• **Input records**
##############################
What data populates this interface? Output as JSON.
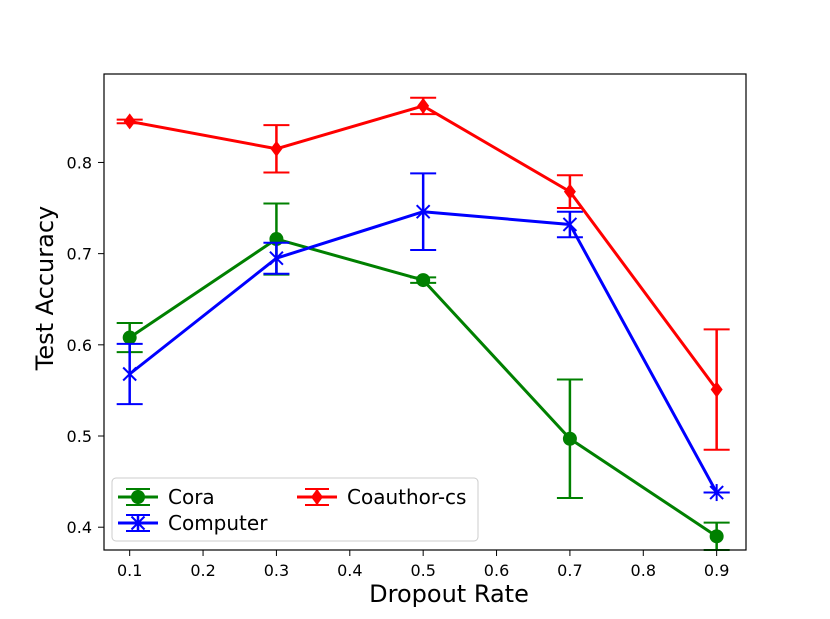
{
  "chart_data": {
    "type": "line",
    "title": "",
    "xlabel": "Dropout Rate",
    "ylabel": "Test Accuracy",
    "x": [
      0.1,
      0.3,
      0.5,
      0.7,
      0.9
    ],
    "xlim": [
      0.065,
      0.94
    ],
    "ylim": [
      0.375,
      0.897
    ],
    "xticks": [
      "0.1",
      "0.2",
      "0.3",
      "0.4",
      "0.5",
      "0.6",
      "0.7",
      "0.8",
      "0.9"
    ],
    "yticks": [
      "0.4",
      "0.5",
      "0.6",
      "0.7",
      "0.8"
    ],
    "grid": false,
    "legend_position": "lower-left",
    "series": [
      {
        "name": "Cora",
        "color": "#008000",
        "marker": "circle",
        "values": [
          0.608,
          0.716,
          0.671,
          0.497,
          0.39
        ],
        "errors": [
          0.016,
          0.039,
          0.003,
          0.065,
          0.015
        ]
      },
      {
        "name": "Computer",
        "color": "#0000ff",
        "marker": "x-star",
        "values": [
          0.568,
          0.695,
          0.746,
          0.732,
          0.438
        ],
        "errors": [
          0.033,
          0.017,
          0.042,
          0.014,
          0.0
        ]
      },
      {
        "name": "Coauthor-cs",
        "color": "#ff0000",
        "marker": "diamond",
        "values": [
          0.845,
          0.815,
          0.862,
          0.768,
          0.551
        ],
        "errors": [
          0.002,
          0.026,
          0.009,
          0.018,
          0.066
        ]
      }
    ]
  }
}
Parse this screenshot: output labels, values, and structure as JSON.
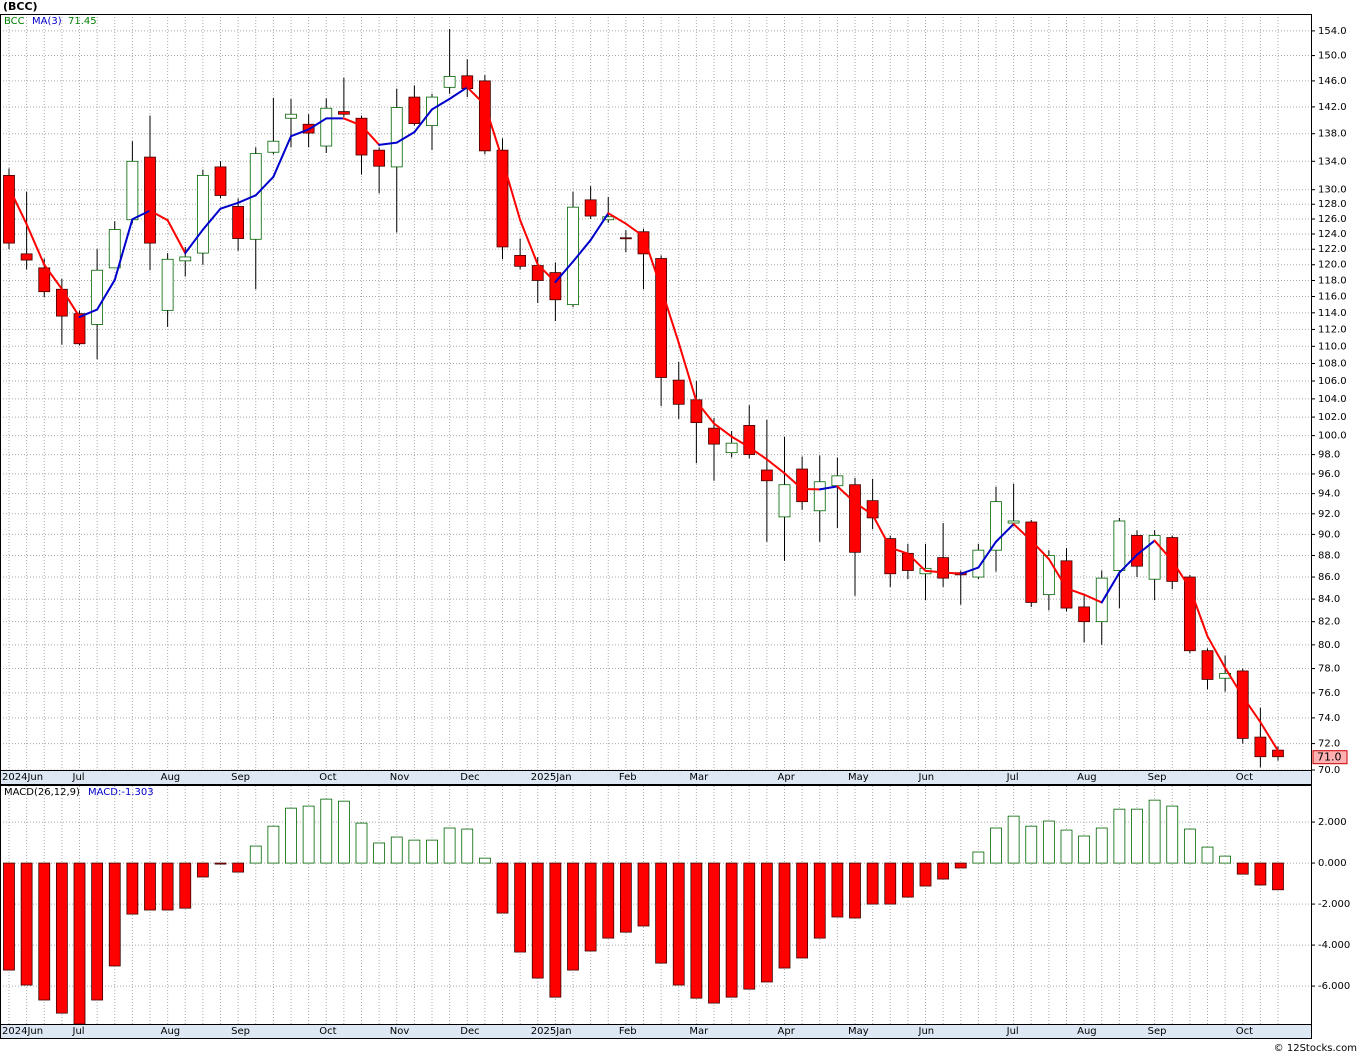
{
  "footer": "© 12Stocks.com",
  "chart_data": [
    {
      "type": "candlestick",
      "title": "(BCC)",
      "symbol": "BCC",
      "log_scale": true,
      "grid": true,
      "categories": [
        "2024Jun",
        null,
        null,
        null,
        "Jul",
        null,
        null,
        null,
        null,
        "Aug",
        null,
        null,
        null,
        "Sep",
        null,
        null,
        null,
        null,
        "Oct",
        null,
        null,
        null,
        "Nov",
        null,
        null,
        null,
        "Dec",
        null,
        null,
        null,
        "2025Jan",
        null,
        null,
        null,
        null,
        "Feb",
        null,
        null,
        null,
        "Mar",
        null,
        null,
        null,
        null,
        "Apr",
        null,
        null,
        null,
        "May",
        null,
        null,
        null,
        "Jun",
        null,
        null,
        null,
        null,
        "Jul",
        null,
        null,
        null,
        "Aug",
        null,
        null,
        null,
        "Sep",
        null,
        null,
        null,
        null,
        "Oct",
        null,
        null
      ],
      "open": [
        132.0,
        121.4,
        119.6,
        116.9,
        113.9,
        112.6,
        119.6,
        125.9,
        134.6,
        114.3,
        120.5,
        121.5,
        133.2,
        127.7,
        123.3,
        135.3,
        140.3,
        139.4,
        136.2,
        141.3,
        140.3,
        135.6,
        133.2,
        143.5,
        139.2,
        145.0,
        146.8,
        146.0,
        135.6,
        121.2,
        119.9,
        119.0,
        115.0,
        128.6,
        125.9,
        123.5,
        124.3,
        120.8,
        106.1,
        103.9,
        100.8,
        98.2,
        101.1,
        96.4,
        91.7,
        96.5,
        92.3,
        94.8,
        94.9,
        93.3,
        89.6,
        88.2,
        86.3,
        87.8,
        86.4,
        86.0,
        88.5,
        91.1,
        91.2,
        84.4,
        87.5,
        83.3,
        82.0,
        86.6,
        89.9,
        85.8,
        89.7,
        86.0,
        79.5,
        77.2,
        77.8,
        72.5,
        71.5
      ],
      "high": [
        133.0,
        129.7,
        120.8,
        118.2,
        114.3,
        122.0,
        125.7,
        136.9,
        140.7,
        121.5,
        122.3,
        132.8,
        134.0,
        128.8,
        136.0,
        143.4,
        143.2,
        140.9,
        143.3,
        146.5,
        140.7,
        136.0,
        144.8,
        145.3,
        144.0,
        154.3,
        149.4,
        146.9,
        137.3,
        123.4,
        121.0,
        120.3,
        129.7,
        130.5,
        129.0,
        124.5,
        124.7,
        121.2,
        108.2,
        106.0,
        101.9,
        100.5,
        103.3,
        101.7,
        99.9,
        97.8,
        97.9,
        97.7,
        95.6,
        95.5,
        89.9,
        89.1,
        89.1,
        91.1,
        86.6,
        89.1,
        94.7,
        95.0,
        91.4,
        88.5,
        88.7,
        84.3,
        86.6,
        91.6,
        90.4,
        90.4,
        89.9,
        86.2,
        79.7,
        79.1,
        78.0,
        74.8,
        71.8
      ],
      "low": [
        122.0,
        119.4,
        115.9,
        110.2,
        110.1,
        108.5,
        119.6,
        125.4,
        119.3,
        112.3,
        118.5,
        120.0,
        128.8,
        121.8,
        116.9,
        135.0,
        136.0,
        136.0,
        135.2,
        140.5,
        132.1,
        129.5,
        124.2,
        139.2,
        135.6,
        144.0,
        143.5,
        135.0,
        120.7,
        119.4,
        115.2,
        113.0,
        114.7,
        126.0,
        125.5,
        121.6,
        116.9,
        103.2,
        101.8,
        97.1,
        95.3,
        97.7,
        97.6,
        89.3,
        87.5,
        92.4,
        89.3,
        90.6,
        84.3,
        90.5,
        85.1,
        85.8,
        83.9,
        85.1,
        83.5,
        85.8,
        86.5,
        90.8,
        83.3,
        83.0,
        82.9,
        80.2,
        80.0,
        83.2,
        86.0,
        83.9,
        84.9,
        79.3,
        76.3,
        76.1,
        72.0,
        70.2,
        70.7
      ],
      "close": [
        122.8,
        120.6,
        116.6,
        113.6,
        110.3,
        119.3,
        124.6,
        134.0,
        122.8,
        120.7,
        121.0,
        132.0,
        129.2,
        123.4,
        135.1,
        136.9,
        140.9,
        138.1,
        141.8,
        140.9,
        134.9,
        133.3,
        141.9,
        139.5,
        143.5,
        146.7,
        144.8,
        135.5,
        122.3,
        119.8,
        118.0,
        115.6,
        127.6,
        126.4,
        126.3,
        123.4,
        121.4,
        106.4,
        103.4,
        101.4,
        99.1,
        99.2,
        98.0,
        95.3,
        94.9,
        93.2,
        95.2,
        95.8,
        88.3,
        91.6,
        86.3,
        86.6,
        86.8,
        85.9,
        86.2,
        88.5,
        93.2,
        91.3,
        83.7,
        88.0,
        83.2,
        82.0,
        85.9,
        91.3,
        87.0,
        89.9,
        85.6,
        79.5,
        77.1,
        77.6,
        72.4,
        71.0,
        71.0
      ],
      "last_label": "71.0",
      "up_color": "#ffffff",
      "up_edge": "#006400",
      "down_color": "#ff0000",
      "down_edge": "#400000",
      "ma": {
        "name": "MA(3)",
        "up_color": "#0000cc",
        "down_color": "#ff0000",
        "values": [
          130.3,
          125.3,
          120.0,
          116.93,
          113.5,
          114.4,
          118.07,
          125.97,
          127.13,
          125.83,
          121.5,
          124.57,
          127.4,
          128.2,
          129.23,
          131.8,
          137.63,
          138.63,
          140.27,
          140.27,
          139.2,
          136.37,
          136.7,
          138.23,
          141.63,
          143.23,
          145.0,
          142.33,
          134.2,
          125.87,
          120.03,
          117.8,
          120.4,
          123.2,
          126.77,
          125.37,
          123.7,
          117.07,
          110.4,
          103.73,
          101.3,
          99.9,
          98.77,
          97.5,
          96.07,
          94.47,
          94.43,
          94.73,
          93.1,
          91.9,
          88.73,
          88.17,
          86.57,
          86.43,
          86.3,
          86.87,
          89.3,
          91.0,
          89.4,
          87.67,
          84.97,
          84.4,
          83.7,
          86.4,
          88.07,
          89.4,
          87.5,
          85.0,
          80.73,
          78.07,
          75.7,
          73.67,
          71.45
        ]
      },
      "ylim": [
        70,
        156.8
      ],
      "yticks": [
        {
          "value": 154,
          "label": "154.0"
        },
        {
          "value": 150,
          "label": "150.0"
        },
        {
          "value": 146,
          "label": "146.0"
        },
        {
          "value": 142,
          "label": "142.0"
        },
        {
          "value": 138,
          "label": "138.0"
        },
        {
          "value": 134,
          "label": "134.0"
        },
        {
          "value": 130,
          "label": "130.0"
        },
        {
          "value": 128,
          "label": "128.0"
        },
        {
          "value": 126,
          "label": "126.0"
        },
        {
          "value": 124,
          "label": "124.0"
        },
        {
          "value": 122,
          "label": "122.0"
        },
        {
          "value": 120,
          "label": "120.0"
        },
        {
          "value": 118,
          "label": "118.0"
        },
        {
          "value": 116,
          "label": "116.0"
        },
        {
          "value": 114,
          "label": "114.0"
        },
        {
          "value": 112,
          "label": "112.0"
        },
        {
          "value": 110,
          "label": "110.0"
        },
        {
          "value": 108,
          "label": "108.0"
        },
        {
          "value": 106,
          "label": "106.0"
        },
        {
          "value": 104,
          "label": "104.0"
        },
        {
          "value": 102,
          "label": "102.0"
        },
        {
          "value": 100,
          "label": "100.0"
        },
        {
          "value": 98,
          "label": "98.0"
        },
        {
          "value": 96,
          "label": "96.0"
        },
        {
          "value": 94,
          "label": "94.0"
        },
        {
          "value": 92,
          "label": "92.0"
        },
        {
          "value": 90,
          "label": "90.0"
        },
        {
          "value": 88,
          "label": "88.0"
        },
        {
          "value": 86,
          "label": "86.0"
        },
        {
          "value": 84,
          "label": "84.0"
        },
        {
          "value": 82,
          "label": "82.0"
        },
        {
          "value": 80,
          "label": "80.0"
        },
        {
          "value": 78,
          "label": "78.0"
        },
        {
          "value": 76,
          "label": "76.0"
        },
        {
          "value": 74,
          "label": "74.0"
        },
        {
          "value": 72,
          "label": "72.0"
        },
        {
          "value": 70,
          "label": "70.0"
        }
      ]
    },
    {
      "type": "bar",
      "name": "MACD(26,12,9)",
      "legend_value": "MACD:-1.303",
      "grid": true,
      "categories": [
        "2024Jun",
        null,
        null,
        null,
        "Jul",
        null,
        null,
        null,
        null,
        "Aug",
        null,
        null,
        null,
        "Sep",
        null,
        null,
        null,
        null,
        "Oct",
        null,
        null,
        null,
        "Nov",
        null,
        null,
        null,
        "Dec",
        null,
        null,
        null,
        "2025Jan",
        null,
        null,
        null,
        null,
        "Feb",
        null,
        null,
        null,
        "Mar",
        null,
        null,
        null,
        null,
        "Apr",
        null,
        null,
        null,
        "May",
        null,
        null,
        null,
        "Jun",
        null,
        null,
        null,
        null,
        "Jul",
        null,
        null,
        null,
        "Aug",
        null,
        null,
        null,
        "Sep",
        null,
        null,
        null,
        null,
        "Oct",
        null,
        null
      ],
      "values": [
        -5.22,
        -5.95,
        -6.68,
        -7.32,
        -7.9,
        -6.68,
        -5.02,
        -2.49,
        -2.29,
        -2.29,
        -2.2,
        -0.68,
        -0.05,
        -0.44,
        0.83,
        1.8,
        2.68,
        2.78,
        3.12,
        3.02,
        1.95,
        0.98,
        1.27,
        1.12,
        1.12,
        1.71,
        1.66,
        0.24,
        -2.44,
        -4.34,
        -5.61,
        -6.54,
        -5.22,
        -4.29,
        -3.66,
        -3.37,
        -3.07,
        -4.88,
        -5.95,
        -6.59,
        -6.83,
        -6.54,
        -6.15,
        -5.8,
        -5.12,
        -4.63,
        -3.66,
        -2.63,
        -2.68,
        -2.0,
        -2.0,
        -1.66,
        -1.12,
        -0.78,
        -0.24,
        0.54,
        1.71,
        2.29,
        1.8,
        2.05,
        1.61,
        1.32,
        1.71,
        2.63,
        2.63,
        3.07,
        2.78,
        1.66,
        0.78,
        0.34,
        -0.54,
        -1.07,
        -1.303
      ],
      "pos_color": "#ffffff",
      "pos_edge": "#006400",
      "neg_color": "#ff0000",
      "neg_edge": "#400000",
      "ylim": [
        -7.85,
        3.76
      ],
      "yticks": [
        {
          "value": 2,
          "label": "2.000"
        },
        {
          "value": 0,
          "label": "0.000"
        },
        {
          "value": -2,
          "label": "-2.000"
        },
        {
          "value": -4,
          "label": "-4.000"
        },
        {
          "value": -6,
          "label": "-6.000"
        }
      ]
    }
  ]
}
##############################
• **What the exercise asks**
Lines containing the string "type" are to be selected and copied.

• **Task answer**
    "type": "line",
      "type": "candlestick",
      "type": "bar",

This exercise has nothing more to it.